Stated task 1 —
Which people does the agency merger article mention by name?
Stated task 2 —
Write what follows the final sentence of the agency merger article.

Selected passage —
Although the union of Interpublic Group of Cos.' Ammirati Puris Lintas and Lowe & Partners Worldwide seemed conflict-free on the domestic roster, the overseas business faces some challenges. For instance, Ammirati handles household products giant Unilever while Lowe handles competitor Henkel.

DDB Worldwide already is expected to pick up Lowe's $50 million to $60 million Henkel detergent business in five European countries. Among other brands, Lowe handles Persil, Germany's best-selling detergent.


Henkel is believed to have been unaware that a merger between its agency and Ammirati was imminent. It's a familiar experience for Henkel. In December 1990, Henkel's biggest shop, Euro RSCG Worldwide, became a Procter & Gamble Co. agency and immediately dropped Henkel. DDB joined Henkel's European roster by picking up the Euro RSCG brands.

Another potential conflict is General Motors Corp., handled by Lowe's Hamburg shop, while Toyota Motor Corp.'s German business is assigned to an Ammirati subsidiary in Frankfurt called Change.

Interpublic, however, maintained it had the situation in hand.

"There are not too many conflicts," said Chairman and President-CEO Philip Geier. "In most cases, it can be worked out."

After months of rumors, there were few surprises in the bare bones merger announcement. As expected, Lowe Group Chairman Frank Lowe will lead the management team as chairman-CEO. One unexpected twist, however, was the appointment of Michael Sennott as deputy chairman. Mr. Sennott is vice chairman of Interpublic's other prominent network, McCann-Erickson WorldGroup.

Some observers speculated that the choice of the well-respected Mr. Sennott was made to draw some of the successful McCann experience into the newly merged agency.

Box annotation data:
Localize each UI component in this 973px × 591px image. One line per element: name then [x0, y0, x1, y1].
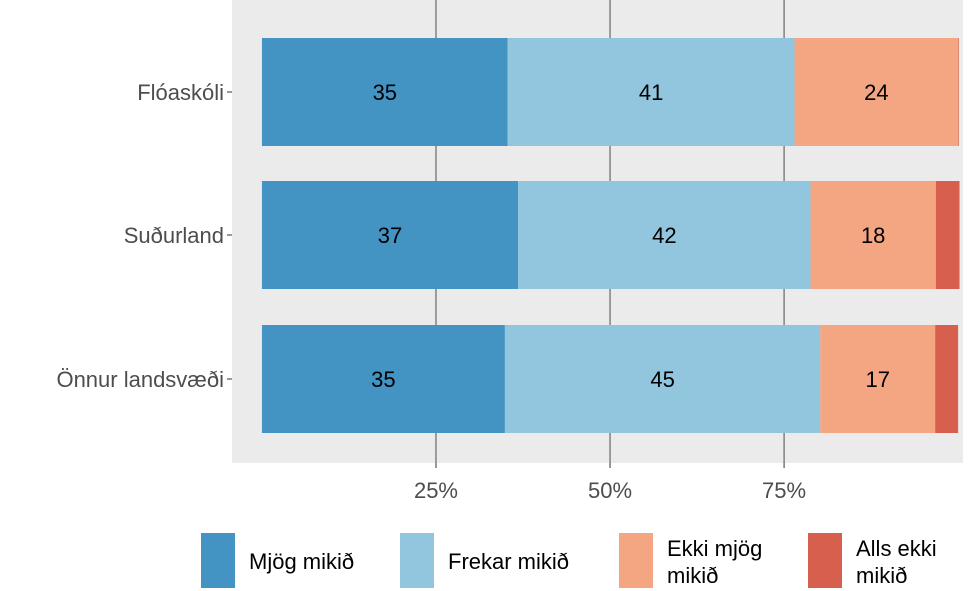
- category-label-sudurland: Suðurland: [124, 223, 224, 248]
- legend-label-mjog-mikid: Mjög mikið: [249, 549, 354, 574]
- legend-key-ekki-mjog-mikid: [619, 533, 653, 588]
- data-label-onnur-landsv-di-frekar-mikid: 45: [650, 367, 674, 392]
- legend-item-alls-ekki-mikid: Alls ekki mikið: [808, 533, 937, 588]
- legend-key-frekar-mikid: [400, 533, 434, 588]
- bar-sudurland-ekki-mjog-mikid: [810, 181, 936, 289]
- legend-label-alls-ekki-mikid: Alls ekki mikið: [856, 536, 937, 588]
- data-label-floaskoli-frekar-mikid: 41: [639, 80, 663, 105]
- bar-onnur-landsv-di-ekki-mjog-mikid: [820, 325, 936, 433]
- legend-label-ekki-mjog-mikid: Ekki mjög mikið: [667, 536, 762, 588]
- bar-sudurland-mjog-mikid: [261, 181, 519, 289]
- x-tick-label-25: 25%: [414, 478, 458, 503]
- legend-item-ekki-mjog-mikid: Ekki mjög mikið: [619, 533, 762, 588]
- bar-floaskoli-ekki-mjog-mikid: [794, 38, 959, 146]
- bar-onnur-landsv-di-alls-ekki-mikid: [935, 325, 959, 433]
- data-label-sudurland-mjog-mikid: 37: [378, 223, 402, 248]
- data-label-floaskoli-ekki-mjog-mikid: 24: [864, 80, 888, 105]
- legend: Mjög mikið Frekar mikið Ekki mjög mikið Alls…: [201, 533, 937, 588]
- bar-onnur-landsv-di-mjog-mikid: [261, 325, 505, 433]
- bar-floaskoli-alls-ekki-mikid: [958, 38, 959, 146]
- bar-floaskoli-frekar-mikid: [507, 38, 795, 146]
- category-label-onnur-landsv-di: Önnur landsvæði: [56, 367, 224, 392]
- bars: 35 41 24 37 42 18 35 45 17: [261, 38, 960, 433]
- x-tick-label-50: 50%: [588, 478, 632, 503]
- data-label-onnur-landsv-di-ekki-mjog-mikid: 17: [865, 367, 889, 392]
- legend-key-alls-ekki-mikid: [808, 533, 842, 588]
- legend-label-frekar-mikid: Frekar mikið: [448, 549, 569, 574]
- bar-sudurland-frekar-mikid: [518, 181, 811, 289]
- legend-item-frekar-mikid: Frekar mikið: [400, 533, 569, 588]
- category-label-floaskoli: Flóaskóli: [137, 80, 224, 105]
- data-label-sudurland-ekki-mjog-mikid: 18: [861, 223, 885, 248]
- bar-onnur-landsv-di-frekar-mikid: [504, 325, 821, 433]
- data-label-floaskoli-mjog-mikid: 35: [373, 80, 397, 105]
- x-axis: 25% 50% 75%: [414, 463, 806, 503]
- x-tick-label-75: 75%: [762, 478, 806, 503]
- y-axis: Flóaskóli Suðurland Önnur landsvæði: [56, 80, 232, 392]
- data-label-sudurland-frekar-mikid: 42: [652, 223, 676, 248]
- legend-item-mjog-mikid: Mjög mikið: [201, 533, 354, 588]
- legend-key-mjog-mikid: [201, 533, 235, 588]
- bar-floaskoli-mjog-mikid: [261, 38, 508, 146]
- data-label-onnur-landsv-di-mjog-mikid: 35: [371, 367, 395, 392]
- bar-sudurland-alls-ekki-mikid: [935, 181, 960, 289]
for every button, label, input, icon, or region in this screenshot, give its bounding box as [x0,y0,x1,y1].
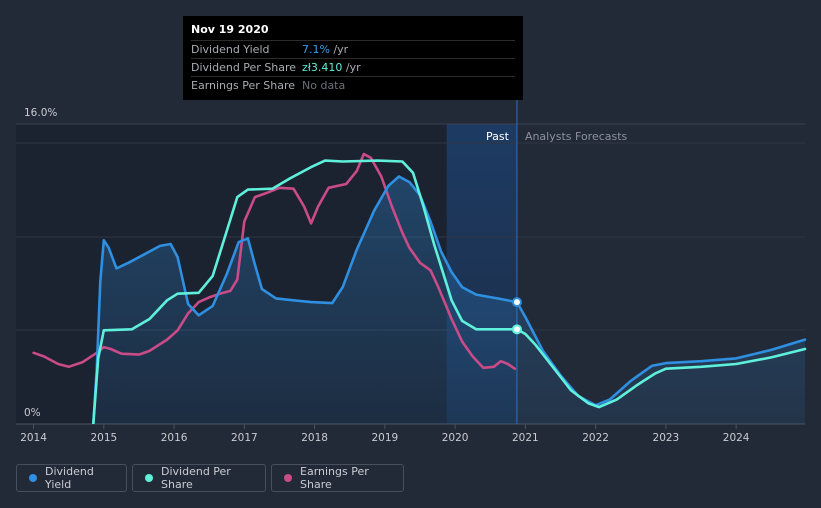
tooltip-row-earnings-per-share: Earnings Per Share No data [191,76,515,94]
legend-dividend-yield[interactable]: Dividend Yield [16,464,127,492]
x-axis-tick-label: 2014 [20,432,47,444]
legend-dividend-per-share[interactable]: Dividend Per Share [132,464,266,492]
series-layer [32,152,807,424]
legend-label: Dividend Yield [45,465,94,491]
dividend-yield-area [93,176,806,424]
x-axis-tick-label: 2019 [371,432,398,444]
tooltip-date: Nov 19 2020 [191,23,269,36]
x-axis-tick-label: 2022 [582,432,609,444]
x-axis-tick-label: 2024 [723,432,750,444]
tooltip-row-dividend-yield: Dividend Yield 7.1% /yr [191,40,515,58]
legend-label: Dividend Per Share [161,465,231,491]
x-axis-ticks: 2014 2015 2016 2017 2018 2019 2020 2021 2022 2023… [20,424,750,444]
tooltip-value-unit: /yr [329,43,349,56]
y-axis-tick-label-zero: 0% [24,407,41,419]
dividend-per-share-line [92,159,807,424]
x-axis-tick-label: 2023 [653,432,680,444]
legend-dot-icon [145,474,153,482]
tooltip-value: 7.1% /yr [302,41,348,58]
earnings-per-share-line [32,152,517,370]
tooltip-label: Earnings Per Share [191,79,296,92]
tooltip-label: Dividend Yield [191,43,270,56]
dividend-per-share-hover-marker [511,324,522,335]
x-axis-tick-label: 2017 [231,432,258,444]
legend-dot-icon [29,474,37,482]
legend-earnings-per-share[interactable]: Earnings Per Share [271,464,404,492]
forecast-region-label: Analysts Forecasts [525,130,628,143]
hover-tooltip: Nov 19 2020 Dividend Yield 7.1% /yr Divi… [183,16,523,100]
legend-label: Earnings Per Share [300,465,369,491]
dividend-yield-hover-marker [511,297,522,308]
tooltip-value-number: No data [302,79,346,92]
x-axis-tick-label: 2018 [301,432,328,444]
tooltip-value-number: zł3.410 [302,61,343,74]
legend-dot-icon [284,474,292,482]
tooltip-value: zł3.410 /yr [302,59,361,76]
past-region-label: Past [486,130,510,143]
y-axis-tick-label-max: 16.0% [24,107,57,119]
x-axis-tick-label: 2021 [512,432,539,444]
tooltip-value: No data [302,77,345,94]
x-axis-tick-label: 2020 [442,432,469,444]
tooltip-row-dividend-per-share: Dividend Per Share zł3.410 /yr [191,58,515,76]
x-axis-tick-label: 2016 [161,432,188,444]
tooltip-value-number: 7.1% [302,43,330,56]
tooltip-value-unit: /yr [342,61,361,74]
x-axis-tick-label: 2015 [90,432,117,444]
tooltip-label: Dividend Per Share [191,61,297,74]
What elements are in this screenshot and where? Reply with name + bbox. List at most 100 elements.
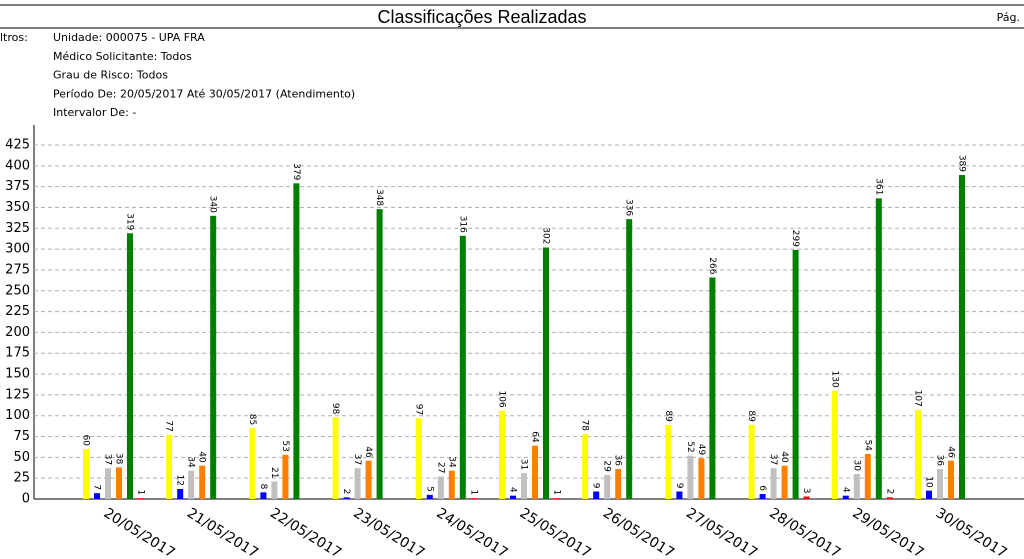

Answer 1 —
Philip Geier, Frank Lowe, Michael Sennott

Answer 2 —
Martin Puris, thought to be leaving at yearend, stepped down from the agency and Interpublic board effective immediately to pursue entrepreneurial Internet interests.

"One merger is enough in a lifetime," said Mr. Puris.

Although other executive appointments have not yet been announced, more likely will be made this week. The majority of new positions already pending or made public are being filled by Lowe executives.

"This is a total, 100% complete takeover by Lowe," said one executive close to the agencies.


It is believed that the U.S. operations will continue to report to Lowe & Partners U.S. Chairman-Chief Creative Officer Lee Garfinkel, who joins the new board of Lowe Lintas. Mr. Garfinkel is expected to become Lowe Lintas U.S. chairman with Lowe's U.S. Vice Chairman Gary Goldsmith as vice chairman.

Rob Quish, now president of Lowe & Partners, New York, moved over from Ammirati less than a year ago. With his knowledge of both shops, Mr. Quish, already considered a rising star, is expected to rise in the organization.

Other executives on the new board are Jerry Judge, president of Lowe & Partners Worldwide, who becomes president of Lowe Lintas & Partners; and Adrian Holmes, chief creative officer at Lowe & Partners Worldwide, who keeps the same title at the new agency.